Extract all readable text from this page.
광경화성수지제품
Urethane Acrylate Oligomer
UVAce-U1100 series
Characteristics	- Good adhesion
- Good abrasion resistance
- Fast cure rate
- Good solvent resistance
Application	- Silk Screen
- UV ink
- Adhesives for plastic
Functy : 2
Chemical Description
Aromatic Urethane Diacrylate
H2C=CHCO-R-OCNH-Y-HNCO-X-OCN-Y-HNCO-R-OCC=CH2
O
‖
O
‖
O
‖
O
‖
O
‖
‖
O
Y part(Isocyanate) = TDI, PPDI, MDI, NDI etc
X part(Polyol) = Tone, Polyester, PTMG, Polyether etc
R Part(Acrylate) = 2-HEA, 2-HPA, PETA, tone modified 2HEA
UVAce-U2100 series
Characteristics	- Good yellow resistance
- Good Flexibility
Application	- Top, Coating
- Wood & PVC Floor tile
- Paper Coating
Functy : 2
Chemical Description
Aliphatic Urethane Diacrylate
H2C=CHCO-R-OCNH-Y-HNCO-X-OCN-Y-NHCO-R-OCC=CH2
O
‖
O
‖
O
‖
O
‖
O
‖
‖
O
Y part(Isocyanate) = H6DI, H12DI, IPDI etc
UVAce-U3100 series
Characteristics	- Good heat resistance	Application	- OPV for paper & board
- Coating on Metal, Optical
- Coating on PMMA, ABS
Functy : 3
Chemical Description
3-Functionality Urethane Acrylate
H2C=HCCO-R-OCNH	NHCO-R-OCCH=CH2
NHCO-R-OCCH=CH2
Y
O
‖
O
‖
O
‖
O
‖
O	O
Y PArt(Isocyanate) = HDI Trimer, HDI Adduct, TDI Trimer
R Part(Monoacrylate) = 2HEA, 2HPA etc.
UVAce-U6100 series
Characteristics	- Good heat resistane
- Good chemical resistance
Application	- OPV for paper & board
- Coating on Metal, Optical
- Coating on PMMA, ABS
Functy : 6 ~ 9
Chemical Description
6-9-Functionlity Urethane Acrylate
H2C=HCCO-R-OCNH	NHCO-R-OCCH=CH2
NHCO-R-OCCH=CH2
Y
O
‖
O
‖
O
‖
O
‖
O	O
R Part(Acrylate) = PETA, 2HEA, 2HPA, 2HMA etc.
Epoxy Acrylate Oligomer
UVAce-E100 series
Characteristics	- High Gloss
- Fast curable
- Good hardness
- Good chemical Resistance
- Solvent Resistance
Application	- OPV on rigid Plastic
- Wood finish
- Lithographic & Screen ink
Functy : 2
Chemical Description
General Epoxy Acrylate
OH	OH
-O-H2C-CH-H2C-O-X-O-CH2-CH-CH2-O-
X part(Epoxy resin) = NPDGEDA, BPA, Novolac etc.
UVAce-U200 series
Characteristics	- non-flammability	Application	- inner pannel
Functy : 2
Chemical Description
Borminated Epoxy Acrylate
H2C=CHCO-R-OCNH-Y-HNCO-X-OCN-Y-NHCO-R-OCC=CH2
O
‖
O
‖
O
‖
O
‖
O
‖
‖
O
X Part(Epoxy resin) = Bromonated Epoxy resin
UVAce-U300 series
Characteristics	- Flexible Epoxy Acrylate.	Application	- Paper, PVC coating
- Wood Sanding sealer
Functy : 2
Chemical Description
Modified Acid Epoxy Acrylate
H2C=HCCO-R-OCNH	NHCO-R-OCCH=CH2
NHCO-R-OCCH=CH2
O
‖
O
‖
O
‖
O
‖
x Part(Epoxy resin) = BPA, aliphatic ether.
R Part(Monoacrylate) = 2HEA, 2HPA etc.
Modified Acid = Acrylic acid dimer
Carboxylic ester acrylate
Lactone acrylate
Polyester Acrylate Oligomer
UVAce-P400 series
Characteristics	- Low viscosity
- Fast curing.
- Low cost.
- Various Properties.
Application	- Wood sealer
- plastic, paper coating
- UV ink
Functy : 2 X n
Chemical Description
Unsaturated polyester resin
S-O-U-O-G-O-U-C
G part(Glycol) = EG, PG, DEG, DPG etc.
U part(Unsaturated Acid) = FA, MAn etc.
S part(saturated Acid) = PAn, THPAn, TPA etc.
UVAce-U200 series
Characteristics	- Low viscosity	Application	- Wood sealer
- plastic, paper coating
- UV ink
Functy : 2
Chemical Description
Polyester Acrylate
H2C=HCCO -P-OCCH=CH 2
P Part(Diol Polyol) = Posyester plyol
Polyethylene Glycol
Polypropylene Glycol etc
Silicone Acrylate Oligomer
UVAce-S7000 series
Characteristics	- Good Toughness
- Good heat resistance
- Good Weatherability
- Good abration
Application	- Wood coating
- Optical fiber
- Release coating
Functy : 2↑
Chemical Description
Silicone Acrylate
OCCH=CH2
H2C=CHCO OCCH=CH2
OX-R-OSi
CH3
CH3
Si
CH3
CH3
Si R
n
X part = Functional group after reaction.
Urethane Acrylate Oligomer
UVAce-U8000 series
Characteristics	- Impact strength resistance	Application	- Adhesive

------

In the entries above, identify every line with the word "Unsaturated". Copy those lines.

Unsaturated polyester resin
U part(Unsaturated Acid) = FA, MAn etc.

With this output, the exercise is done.